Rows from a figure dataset
☆ ☆ ☆

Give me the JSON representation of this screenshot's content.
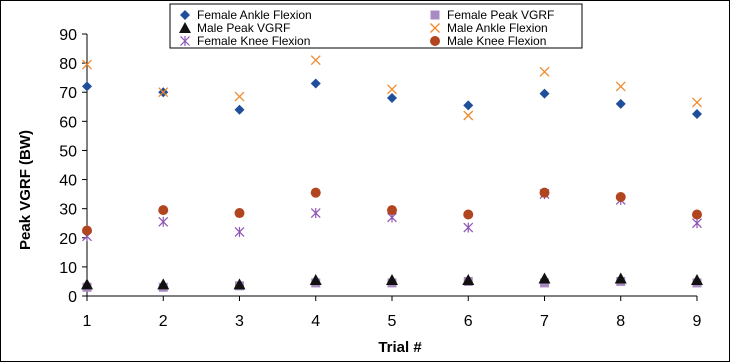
{
  "chart_data": {
    "type": "scatter",
    "title": "",
    "xlabel": "Trial #",
    "ylabel": "Peak VGRF (BW)",
    "x": [
      1,
      2,
      3,
      4,
      5,
      6,
      7,
      8,
      9
    ],
    "xlim": [
      1,
      9
    ],
    "ylim": [
      0,
      90
    ],
    "x_ticks": [
      1,
      2,
      3,
      4,
      5,
      6,
      7,
      8,
      9
    ],
    "y_ticks": [
      0,
      10,
      20,
      30,
      40,
      50,
      60,
      70,
      80,
      90
    ],
    "grid": false,
    "legend_position": "top",
    "series": [
      {
        "name": "Female Ankle Flexion",
        "marker": "diamond",
        "color": "#1f4e9a",
        "values": [
          72,
          70,
          64,
          73,
          68,
          65.5,
          69.5,
          66,
          62.5
        ]
      },
      {
        "name": "Female Peak VGRF",
        "marker": "square",
        "color": "#a98bc4",
        "values": [
          3,
          3,
          3.5,
          4.5,
          4.5,
          5,
          4.5,
          5,
          4.5
        ]
      },
      {
        "name": "Male Peak VGRF",
        "marker": "triangle",
        "color": "#111111",
        "values": [
          4,
          4,
          4,
          5.5,
          5.5,
          5.5,
          6,
          6,
          5.5
        ]
      },
      {
        "name": "Male Ankle Flexion",
        "marker": "x",
        "color": "#f08a2c",
        "values": [
          79.5,
          70,
          68.5,
          81,
          71,
          62,
          77,
          72,
          66.5
        ]
      },
      {
        "name": "Female Knee Flexion",
        "marker": "asterisk",
        "color": "#8e55b5",
        "values": [
          20.5,
          25.5,
          22,
          28.5,
          27,
          23.5,
          35,
          33,
          25
        ]
      },
      {
        "name": "Male Knee Flexion",
        "marker": "circle",
        "color": "#b0451f",
        "values": [
          22.5,
          29.5,
          28.5,
          35.5,
          29.5,
          28,
          35.5,
          34,
          28
        ]
      }
    ]
  }
}
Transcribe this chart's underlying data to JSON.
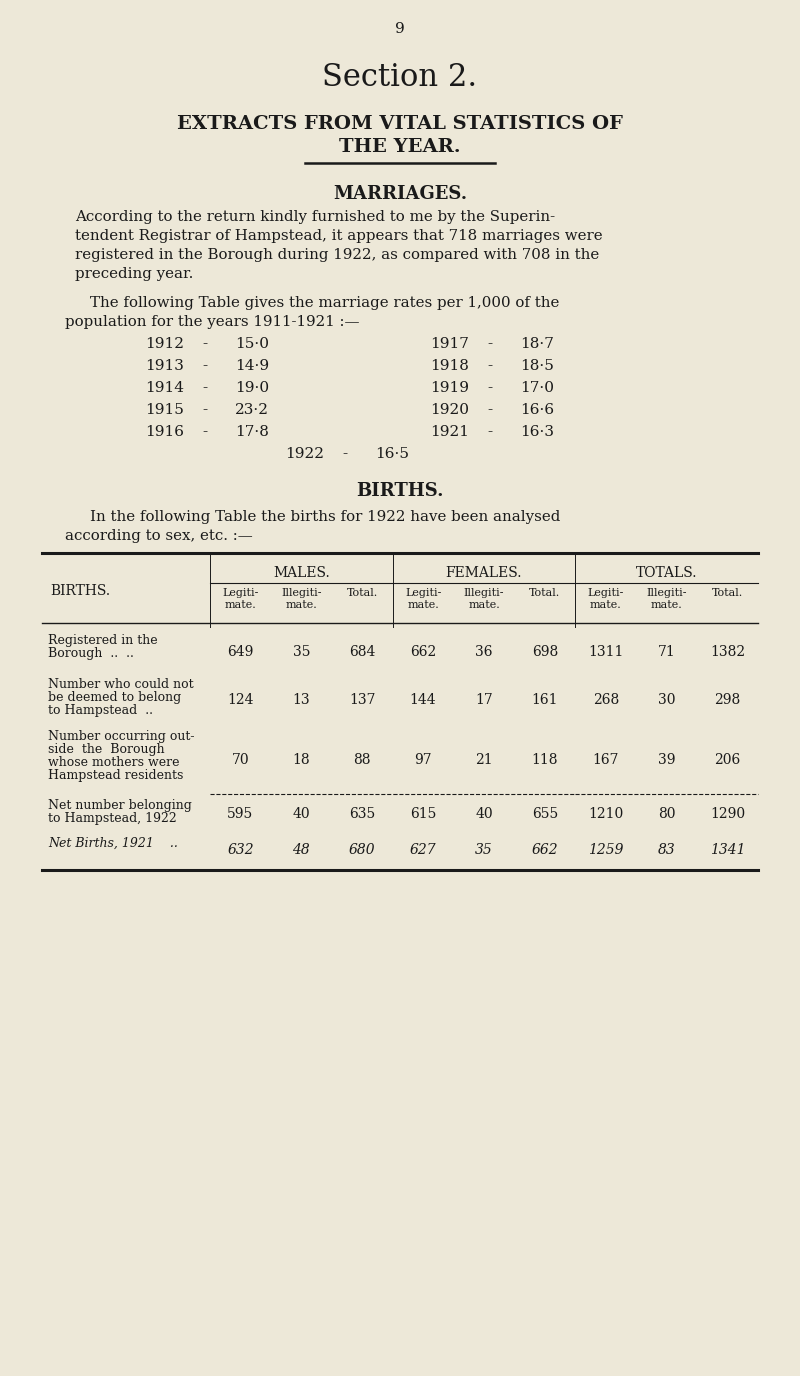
{
  "page_number": "9",
  "section_title": "Section 2.",
  "heading_line1": "EXTRACTS FROM VITAL STATISTICS OF",
  "heading_line2": "THE YEAR.",
  "marriages_heading": "MARRIAGES.",
  "marriages_para1": [
    "According to the return kindly furnished to me by the Superin-",
    "tendent Registrar of Hampstead, it appears that 718 marriages were",
    "registered in the Borough during 1922, as compared with 708 in the",
    "preceding year."
  ],
  "marriages_para2": [
    "The following Table gives the marriage rates per 1,000 of the",
    "population for the years 1911-1921 :—"
  ],
  "marriage_rates": [
    [
      "1912",
      "15·0",
      "1917",
      "18·7"
    ],
    [
      "1913",
      "14·9",
      "1918",
      "18·5"
    ],
    [
      "1914",
      "19·0",
      "1919",
      "17·0"
    ],
    [
      "1915",
      "23·2",
      "1920",
      "16·6"
    ],
    [
      "1916",
      "17·8",
      "1921",
      "16·3"
    ]
  ],
  "marriage_1922_year": "1922",
  "marriage_1922_rate": "16·5",
  "births_heading": "BIRTHS.",
  "births_para": [
    "In the following Table the births for 1922 have been analysed",
    "according to sex, etc. :—"
  ],
  "table_col_groups": [
    "MALES.",
    "FEMALES.",
    "TOTALS."
  ],
  "table_sub_headers": [
    "Legiti-\nmate.",
    "Illegiti-\nmate.",
    "Total.",
    "Legiti-\nmate.",
    "Illegiti-\nmate.",
    "Total.",
    "Legiti-\nmate.",
    "Illegiti-\nmate.",
    "Total."
  ],
  "table_row_labels": [
    [
      "Registered in the",
      "Borough  ..  .."
    ],
    [
      "Number who could not",
      "be deemed to belong",
      "to Hampstead  .."
    ],
    [
      "Number occurring out-",
      "side  the  Borough",
      "whose mothers were",
      "Hampstead residents"
    ],
    [
      "Net number belonging",
      "to Hampstead, 1922"
    ],
    [
      "Net Births, 1921    .."
    ]
  ],
  "table_data": [
    [
      649,
      35,
      684,
      662,
      36,
      698,
      1311,
      71,
      1382
    ],
    [
      124,
      13,
      137,
      144,
      17,
      161,
      268,
      30,
      298
    ],
    [
      70,
      18,
      88,
      97,
      21,
      118,
      167,
      39,
      206
    ],
    [
      595,
      40,
      635,
      615,
      40,
      655,
      1210,
      80,
      1290
    ],
    [
      632,
      48,
      680,
      627,
      35,
      662,
      1259,
      83,
      1341
    ]
  ],
  "row_italic": [
    false,
    false,
    false,
    false,
    true
  ],
  "bg_color": "#ede8d8",
  "text_color": "#1a1a1a"
}
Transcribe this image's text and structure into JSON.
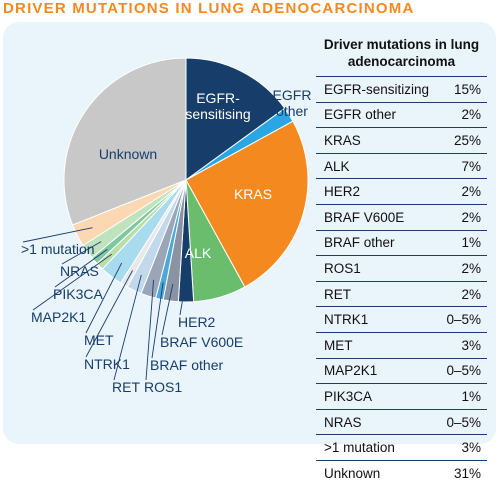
{
  "title": "DRIVER MUTATIONS IN LUNG ADENOCARCINOMA",
  "chart_data": {
    "type": "pie",
    "title": "DRIVER MUTATIONS IN LUNG ADENOCARCINOMA",
    "slices": [
      {
        "label": "EGFR-sensitising",
        "value": 15,
        "color": "#173d6b"
      },
      {
        "label": "EGFR other",
        "value": 2,
        "color": "#29a6e3"
      },
      {
        "label": "KRAS",
        "value": 25,
        "color": "#f4891f"
      },
      {
        "label": "ALK",
        "value": 7,
        "color": "#69bd6d"
      },
      {
        "label": "HER2",
        "value": 2,
        "color": "#173d6b"
      },
      {
        "label": "BRAF V600E",
        "value": 2,
        "color": "#8a93a3"
      },
      {
        "label": "BRAF other",
        "value": 1,
        "color": "#4aa9d8"
      },
      {
        "label": "ROS1",
        "value": 2,
        "color": "#9aa5b8"
      },
      {
        "label": "RET",
        "value": 2,
        "color": "#c2d9ec"
      },
      {
        "label": "NTRK1",
        "value": 1,
        "color": "#e8e8e8"
      },
      {
        "label": "MET",
        "value": 3,
        "color": "#a9dbee"
      },
      {
        "label": "MAP2K1",
        "value": 1,
        "color": "#b9dfa6"
      },
      {
        "label": "PIK3CA",
        "value": 1,
        "color": "#7fc7a0"
      },
      {
        "label": "NRAS",
        "value": 2,
        "color": "#bfe3bc"
      },
      {
        "label": ">1 mutation",
        "value": 3,
        "color": "#fbd8b2"
      },
      {
        "label": "Unknown",
        "value": 31,
        "color": "#c8c8c8"
      }
    ]
  },
  "table": {
    "header": "Driver mutations in lung adenocarcinoma",
    "rows": [
      {
        "label": "EGFR-sensitizing",
        "value": "15%"
      },
      {
        "label": "EGFR other",
        "value": "2%"
      },
      {
        "label": "KRAS",
        "value": "25%"
      },
      {
        "label": "ALK",
        "value": "7%"
      },
      {
        "label": "HER2",
        "value": "2%"
      },
      {
        "label": "BRAF V600E",
        "value": "2%"
      },
      {
        "label": "BRAF other",
        "value": "1%"
      },
      {
        "label": "ROS1",
        "value": "2%"
      },
      {
        "label": "RET",
        "value": "2%"
      },
      {
        "label": "NTRK1",
        "value": "0–5%"
      },
      {
        "label": "MET",
        "value": "3%"
      },
      {
        "label": "MAP2K1",
        "value": "0–5%"
      },
      {
        "label": "PIK3CA",
        "value": "1%"
      },
      {
        "label": "NRAS",
        "value": "0–5%"
      },
      {
        "label": ">1 mutation",
        "value": "3%"
      },
      {
        "label": "Unknown",
        "value": "31%"
      }
    ]
  },
  "colors": {
    "title": "#f4891f",
    "panel": "#eaf4fb",
    "rule": "#1a3c6e"
  }
}
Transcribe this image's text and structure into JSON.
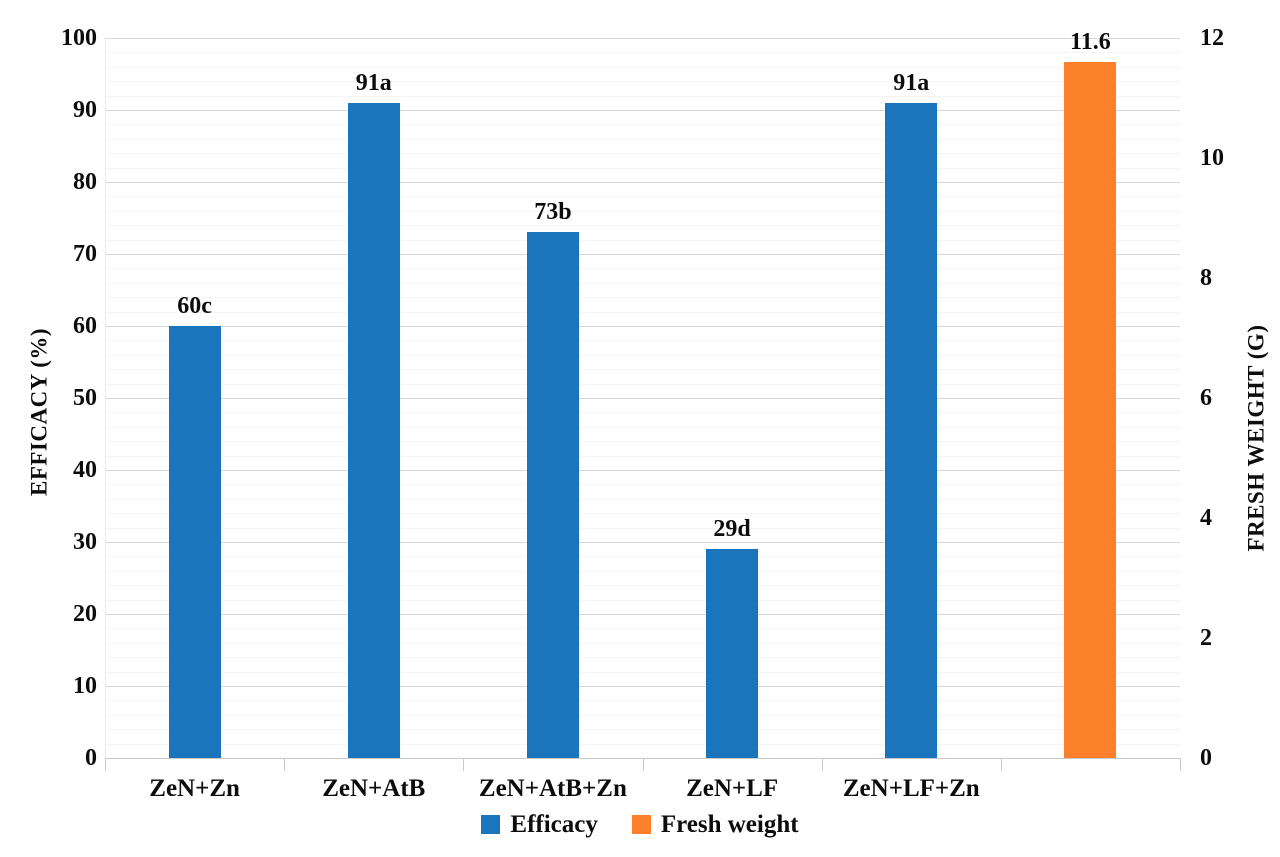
{
  "chart_data": {
    "type": "bar",
    "title": "",
    "categories": [
      "ZeN+Zn",
      "ZeN+AtB",
      "ZeN+AtB+Zn",
      "ZeN+LF",
      "ZeN+LF+Zn",
      ""
    ],
    "series": [
      {
        "name": "Efficacy",
        "axis": "left",
        "color": "#1b75bc",
        "values": [
          60,
          91,
          73,
          29,
          91,
          null
        ],
        "point_labels": [
          "60c",
          "91a",
          "73b",
          "29d",
          "91a",
          null
        ]
      },
      {
        "name": "Fresh weight",
        "axis": "right",
        "color": "#fb8029",
        "values": [
          null,
          null,
          null,
          null,
          null,
          11.6
        ],
        "point_labels": [
          null,
          null,
          null,
          null,
          null,
          "11.6"
        ]
      }
    ],
    "left_axis": {
      "label": "EFFICACY (%)",
      "min": 0,
      "max": 100,
      "major_step": 10,
      "minor_step": 2,
      "tick_labels": [
        "0",
        "10",
        "20",
        "30",
        "40",
        "50",
        "60",
        "70",
        "80",
        "90",
        "100"
      ]
    },
    "right_axis": {
      "label": "FRESH WEIGHT (G)",
      "min": 0,
      "max": 12,
      "major_step": 2,
      "tick_labels": [
        "0",
        "2",
        "4",
        "6",
        "8",
        "10",
        "12"
      ]
    },
    "legend": {
      "position": "bottom",
      "items": [
        {
          "label": "Efficacy",
          "color": "#1b75bc"
        },
        {
          "label": "Fresh weight",
          "color": "#fb8029"
        }
      ]
    },
    "grid": "on",
    "colors": {
      "major_gridline": "#d8d8d8",
      "minor_gridline": "#f4f4f4",
      "axis_line": "#c9c9c9",
      "text": "#0c0c0c",
      "background": "#ffffff"
    }
  }
}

☆ ☆ ☆

• Goal:
From the records above, copy every line that holds the word "were".

• Solved problem:
    "tendent Registrar of Hampstead, it appears that 718 marriages were",
      "whose mothers were",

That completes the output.